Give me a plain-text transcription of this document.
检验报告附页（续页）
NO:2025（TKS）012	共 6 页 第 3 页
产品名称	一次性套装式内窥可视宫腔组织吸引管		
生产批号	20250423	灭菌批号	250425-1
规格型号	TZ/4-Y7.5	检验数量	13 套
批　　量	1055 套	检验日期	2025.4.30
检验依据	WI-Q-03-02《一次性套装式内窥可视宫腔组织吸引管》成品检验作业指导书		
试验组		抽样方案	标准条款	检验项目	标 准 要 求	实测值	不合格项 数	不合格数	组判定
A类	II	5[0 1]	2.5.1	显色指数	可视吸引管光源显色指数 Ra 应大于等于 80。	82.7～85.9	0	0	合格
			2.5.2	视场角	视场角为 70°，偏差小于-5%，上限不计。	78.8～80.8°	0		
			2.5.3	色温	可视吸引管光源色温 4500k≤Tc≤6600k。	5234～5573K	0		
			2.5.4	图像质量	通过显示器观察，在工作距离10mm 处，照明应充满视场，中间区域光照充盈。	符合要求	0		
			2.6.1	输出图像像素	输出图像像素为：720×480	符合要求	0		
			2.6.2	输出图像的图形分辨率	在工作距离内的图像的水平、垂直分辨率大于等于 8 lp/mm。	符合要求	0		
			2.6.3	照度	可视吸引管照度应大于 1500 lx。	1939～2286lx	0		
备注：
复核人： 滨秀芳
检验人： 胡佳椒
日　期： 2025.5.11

□ □ □ □ □ □ □

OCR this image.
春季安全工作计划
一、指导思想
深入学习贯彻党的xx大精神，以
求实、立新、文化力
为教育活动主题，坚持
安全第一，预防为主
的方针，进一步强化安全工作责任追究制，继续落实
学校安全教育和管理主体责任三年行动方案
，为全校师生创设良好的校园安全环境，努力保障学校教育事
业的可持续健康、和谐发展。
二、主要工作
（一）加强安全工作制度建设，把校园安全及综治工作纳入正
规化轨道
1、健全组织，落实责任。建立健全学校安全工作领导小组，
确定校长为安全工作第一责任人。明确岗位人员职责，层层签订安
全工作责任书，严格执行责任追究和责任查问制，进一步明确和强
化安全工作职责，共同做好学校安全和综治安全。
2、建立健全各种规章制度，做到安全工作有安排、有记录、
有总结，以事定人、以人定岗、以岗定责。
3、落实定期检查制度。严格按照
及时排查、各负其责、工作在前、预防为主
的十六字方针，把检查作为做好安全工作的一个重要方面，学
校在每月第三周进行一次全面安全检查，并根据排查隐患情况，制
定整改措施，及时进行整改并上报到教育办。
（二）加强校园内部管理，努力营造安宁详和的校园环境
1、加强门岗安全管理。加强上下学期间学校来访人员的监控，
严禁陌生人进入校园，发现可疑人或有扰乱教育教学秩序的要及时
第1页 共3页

□ □ □ □ □ □ □

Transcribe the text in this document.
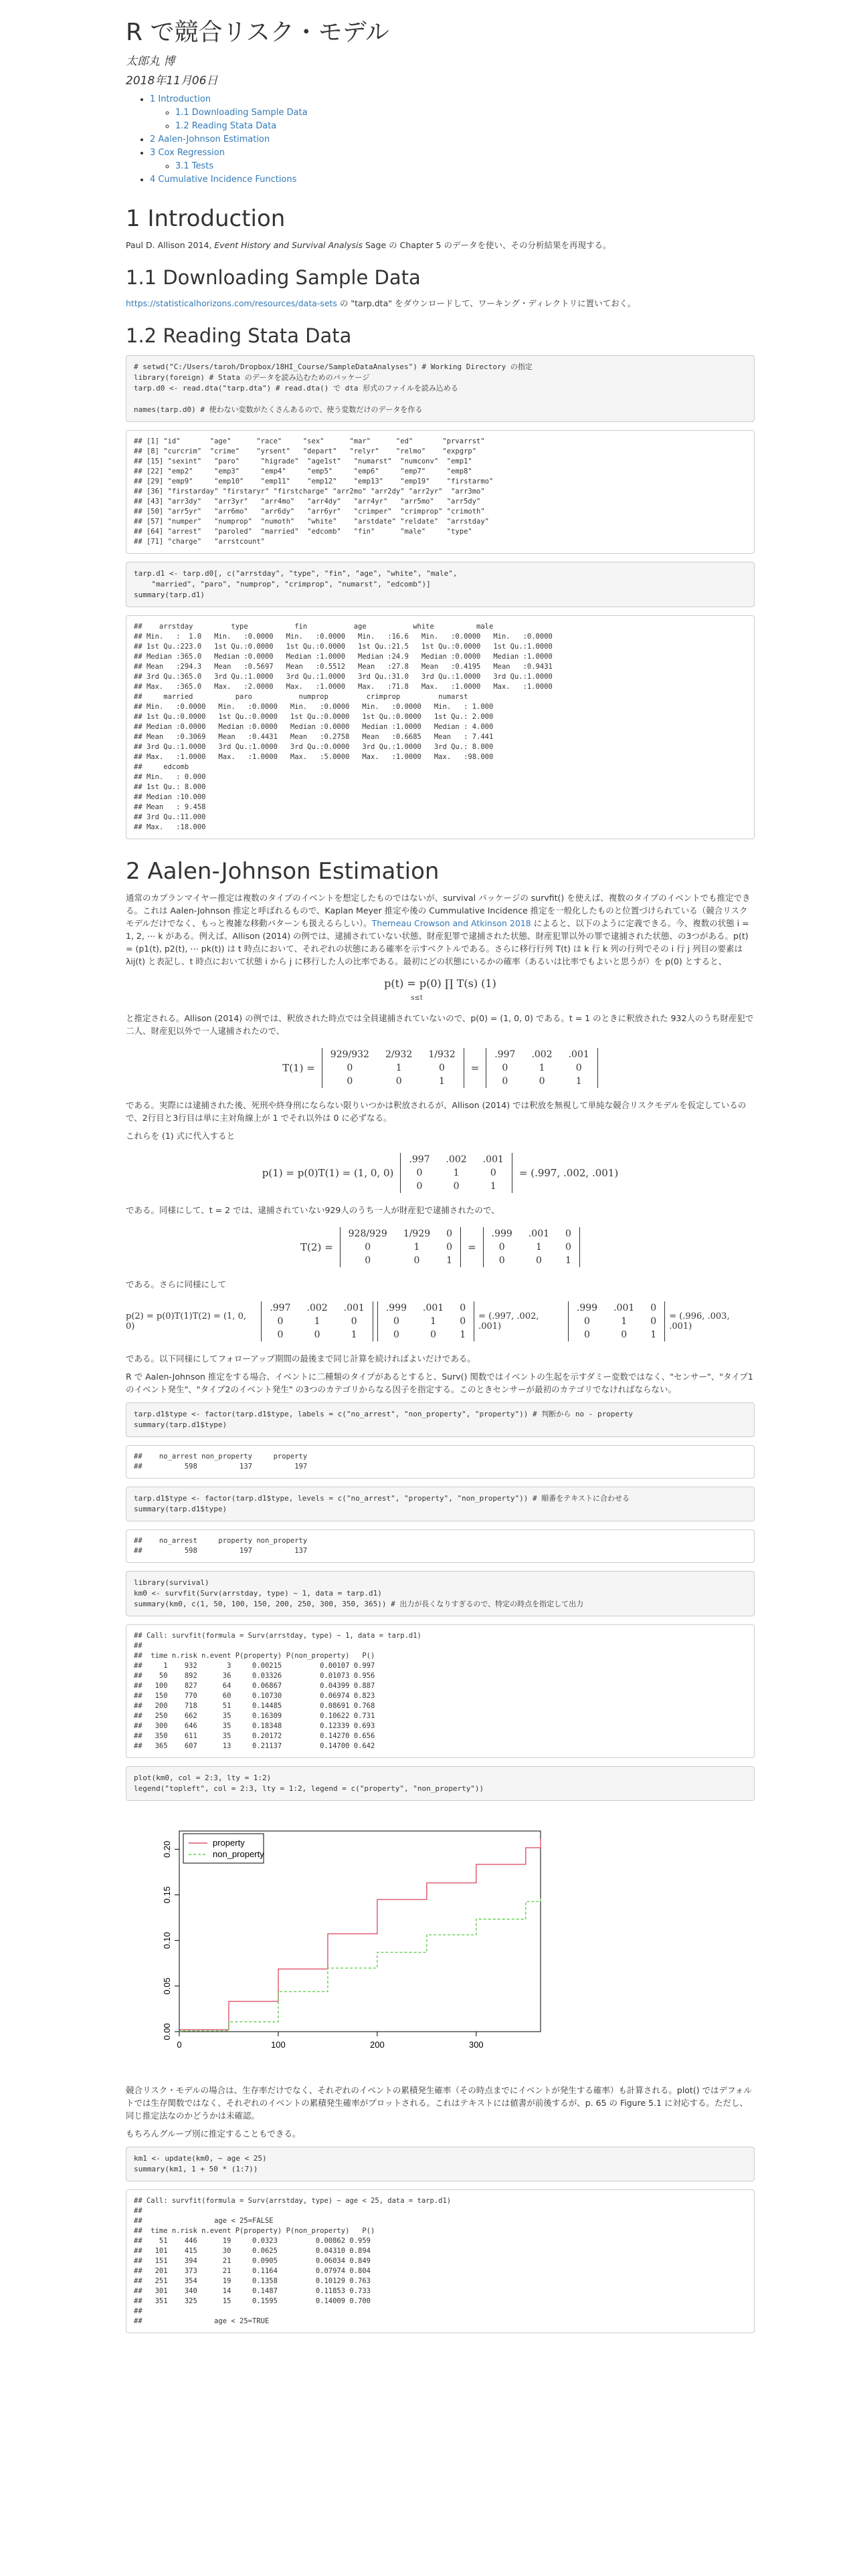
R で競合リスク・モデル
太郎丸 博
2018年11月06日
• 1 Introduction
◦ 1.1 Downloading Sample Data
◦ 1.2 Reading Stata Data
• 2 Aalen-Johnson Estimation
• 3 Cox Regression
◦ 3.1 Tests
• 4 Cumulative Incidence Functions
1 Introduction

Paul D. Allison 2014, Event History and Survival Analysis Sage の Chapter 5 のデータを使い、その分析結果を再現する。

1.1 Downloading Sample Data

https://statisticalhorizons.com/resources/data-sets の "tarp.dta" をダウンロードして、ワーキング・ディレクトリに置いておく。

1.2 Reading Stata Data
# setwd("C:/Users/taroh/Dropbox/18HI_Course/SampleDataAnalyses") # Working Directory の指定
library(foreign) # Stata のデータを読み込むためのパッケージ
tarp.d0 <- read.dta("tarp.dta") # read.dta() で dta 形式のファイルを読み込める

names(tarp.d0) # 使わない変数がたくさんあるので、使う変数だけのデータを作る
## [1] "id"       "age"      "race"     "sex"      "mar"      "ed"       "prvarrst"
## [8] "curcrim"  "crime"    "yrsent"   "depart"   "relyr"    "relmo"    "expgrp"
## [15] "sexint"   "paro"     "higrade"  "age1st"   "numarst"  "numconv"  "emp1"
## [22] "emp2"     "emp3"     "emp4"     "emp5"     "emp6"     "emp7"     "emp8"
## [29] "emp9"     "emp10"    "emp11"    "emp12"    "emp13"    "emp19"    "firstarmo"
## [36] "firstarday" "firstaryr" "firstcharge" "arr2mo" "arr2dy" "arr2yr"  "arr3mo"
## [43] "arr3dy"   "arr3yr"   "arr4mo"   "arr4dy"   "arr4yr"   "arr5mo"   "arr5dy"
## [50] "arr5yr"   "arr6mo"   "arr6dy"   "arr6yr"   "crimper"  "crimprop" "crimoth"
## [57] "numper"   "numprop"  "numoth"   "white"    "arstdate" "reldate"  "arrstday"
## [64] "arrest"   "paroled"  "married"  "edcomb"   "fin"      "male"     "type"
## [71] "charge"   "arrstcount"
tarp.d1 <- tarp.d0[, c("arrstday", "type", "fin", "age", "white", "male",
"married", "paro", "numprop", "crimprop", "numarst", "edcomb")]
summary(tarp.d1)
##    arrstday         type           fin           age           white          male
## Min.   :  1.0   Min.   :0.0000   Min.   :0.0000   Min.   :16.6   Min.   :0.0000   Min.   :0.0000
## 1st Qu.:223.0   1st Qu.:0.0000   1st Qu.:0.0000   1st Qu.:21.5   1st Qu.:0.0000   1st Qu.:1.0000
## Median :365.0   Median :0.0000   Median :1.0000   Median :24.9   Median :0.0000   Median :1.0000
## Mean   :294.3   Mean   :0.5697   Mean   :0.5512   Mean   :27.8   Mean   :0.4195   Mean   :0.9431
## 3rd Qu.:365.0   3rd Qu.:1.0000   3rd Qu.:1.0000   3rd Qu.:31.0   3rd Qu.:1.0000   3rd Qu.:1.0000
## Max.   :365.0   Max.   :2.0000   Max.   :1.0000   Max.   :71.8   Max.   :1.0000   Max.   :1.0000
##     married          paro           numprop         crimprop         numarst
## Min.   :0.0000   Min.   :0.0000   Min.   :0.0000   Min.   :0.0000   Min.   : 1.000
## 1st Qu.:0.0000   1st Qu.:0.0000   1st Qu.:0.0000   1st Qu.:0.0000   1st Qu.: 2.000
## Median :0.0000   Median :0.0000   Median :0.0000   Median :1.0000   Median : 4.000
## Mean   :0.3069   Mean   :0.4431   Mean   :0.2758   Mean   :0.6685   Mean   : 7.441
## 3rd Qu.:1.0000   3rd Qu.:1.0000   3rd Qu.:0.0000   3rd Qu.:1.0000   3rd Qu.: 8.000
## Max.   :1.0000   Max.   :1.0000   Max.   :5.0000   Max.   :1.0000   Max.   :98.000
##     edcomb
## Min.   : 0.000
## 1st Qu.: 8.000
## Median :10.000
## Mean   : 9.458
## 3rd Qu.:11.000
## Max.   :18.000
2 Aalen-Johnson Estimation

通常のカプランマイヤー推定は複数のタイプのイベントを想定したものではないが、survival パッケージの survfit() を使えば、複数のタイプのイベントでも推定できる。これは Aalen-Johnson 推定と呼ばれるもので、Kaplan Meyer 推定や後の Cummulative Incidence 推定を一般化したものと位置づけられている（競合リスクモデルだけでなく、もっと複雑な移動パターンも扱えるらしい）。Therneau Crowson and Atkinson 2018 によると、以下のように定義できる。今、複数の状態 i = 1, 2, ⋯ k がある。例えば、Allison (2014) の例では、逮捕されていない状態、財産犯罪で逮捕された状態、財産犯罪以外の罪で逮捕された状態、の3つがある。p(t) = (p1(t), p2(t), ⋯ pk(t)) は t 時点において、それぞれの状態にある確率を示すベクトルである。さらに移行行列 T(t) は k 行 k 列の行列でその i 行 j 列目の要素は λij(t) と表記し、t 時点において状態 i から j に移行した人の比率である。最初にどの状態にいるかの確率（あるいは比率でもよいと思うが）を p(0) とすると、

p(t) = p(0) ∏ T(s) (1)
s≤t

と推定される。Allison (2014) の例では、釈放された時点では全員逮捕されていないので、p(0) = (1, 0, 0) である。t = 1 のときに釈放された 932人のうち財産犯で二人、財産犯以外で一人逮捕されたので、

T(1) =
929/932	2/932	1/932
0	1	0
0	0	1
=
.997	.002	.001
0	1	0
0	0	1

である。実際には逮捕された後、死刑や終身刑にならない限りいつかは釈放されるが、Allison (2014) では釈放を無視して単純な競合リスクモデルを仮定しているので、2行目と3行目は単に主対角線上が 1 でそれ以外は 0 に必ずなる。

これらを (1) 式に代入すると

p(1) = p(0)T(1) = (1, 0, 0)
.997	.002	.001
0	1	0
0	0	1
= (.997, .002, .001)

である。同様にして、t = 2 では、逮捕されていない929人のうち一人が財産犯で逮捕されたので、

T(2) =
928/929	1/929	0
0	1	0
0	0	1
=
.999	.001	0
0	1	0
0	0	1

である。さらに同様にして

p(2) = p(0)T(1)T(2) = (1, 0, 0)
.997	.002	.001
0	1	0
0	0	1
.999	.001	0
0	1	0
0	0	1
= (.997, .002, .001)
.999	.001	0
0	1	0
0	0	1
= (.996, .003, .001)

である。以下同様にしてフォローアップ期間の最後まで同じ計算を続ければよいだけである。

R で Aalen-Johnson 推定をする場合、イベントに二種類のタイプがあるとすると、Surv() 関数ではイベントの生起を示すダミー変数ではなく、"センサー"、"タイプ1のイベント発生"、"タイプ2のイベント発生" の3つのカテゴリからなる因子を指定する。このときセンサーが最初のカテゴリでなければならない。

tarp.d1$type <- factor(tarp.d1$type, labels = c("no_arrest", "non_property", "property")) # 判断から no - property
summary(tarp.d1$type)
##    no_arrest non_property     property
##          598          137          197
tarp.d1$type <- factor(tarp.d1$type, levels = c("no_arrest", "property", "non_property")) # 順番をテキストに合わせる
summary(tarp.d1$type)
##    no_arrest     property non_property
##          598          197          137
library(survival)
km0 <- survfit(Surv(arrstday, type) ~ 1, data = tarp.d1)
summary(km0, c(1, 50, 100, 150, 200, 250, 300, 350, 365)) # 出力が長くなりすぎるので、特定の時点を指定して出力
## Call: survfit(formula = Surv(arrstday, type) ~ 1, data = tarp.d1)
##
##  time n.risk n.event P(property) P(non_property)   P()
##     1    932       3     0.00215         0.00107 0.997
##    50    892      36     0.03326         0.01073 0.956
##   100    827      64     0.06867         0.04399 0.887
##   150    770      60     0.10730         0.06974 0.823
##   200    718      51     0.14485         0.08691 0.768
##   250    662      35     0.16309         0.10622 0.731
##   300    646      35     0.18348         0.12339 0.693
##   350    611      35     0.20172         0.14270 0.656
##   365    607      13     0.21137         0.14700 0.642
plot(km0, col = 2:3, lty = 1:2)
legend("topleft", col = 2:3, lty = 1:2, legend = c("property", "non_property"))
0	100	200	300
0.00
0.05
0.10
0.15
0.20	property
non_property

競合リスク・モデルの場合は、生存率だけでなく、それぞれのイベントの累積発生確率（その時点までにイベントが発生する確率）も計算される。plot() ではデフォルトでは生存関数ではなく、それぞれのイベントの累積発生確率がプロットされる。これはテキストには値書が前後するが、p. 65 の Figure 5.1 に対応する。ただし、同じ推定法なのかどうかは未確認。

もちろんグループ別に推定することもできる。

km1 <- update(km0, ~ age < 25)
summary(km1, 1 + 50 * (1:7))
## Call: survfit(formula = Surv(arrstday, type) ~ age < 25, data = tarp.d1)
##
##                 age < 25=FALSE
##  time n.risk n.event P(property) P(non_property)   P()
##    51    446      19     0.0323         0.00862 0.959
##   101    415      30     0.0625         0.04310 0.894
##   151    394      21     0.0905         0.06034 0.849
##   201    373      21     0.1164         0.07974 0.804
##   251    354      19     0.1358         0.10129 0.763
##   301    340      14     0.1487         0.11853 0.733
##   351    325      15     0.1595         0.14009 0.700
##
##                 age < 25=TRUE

□ □ □ □ □ □ □

» **Task requirements**: Check each line of the data above for the string "survfit", then report how many lines have it, with no other words.

» **Full solution**: 4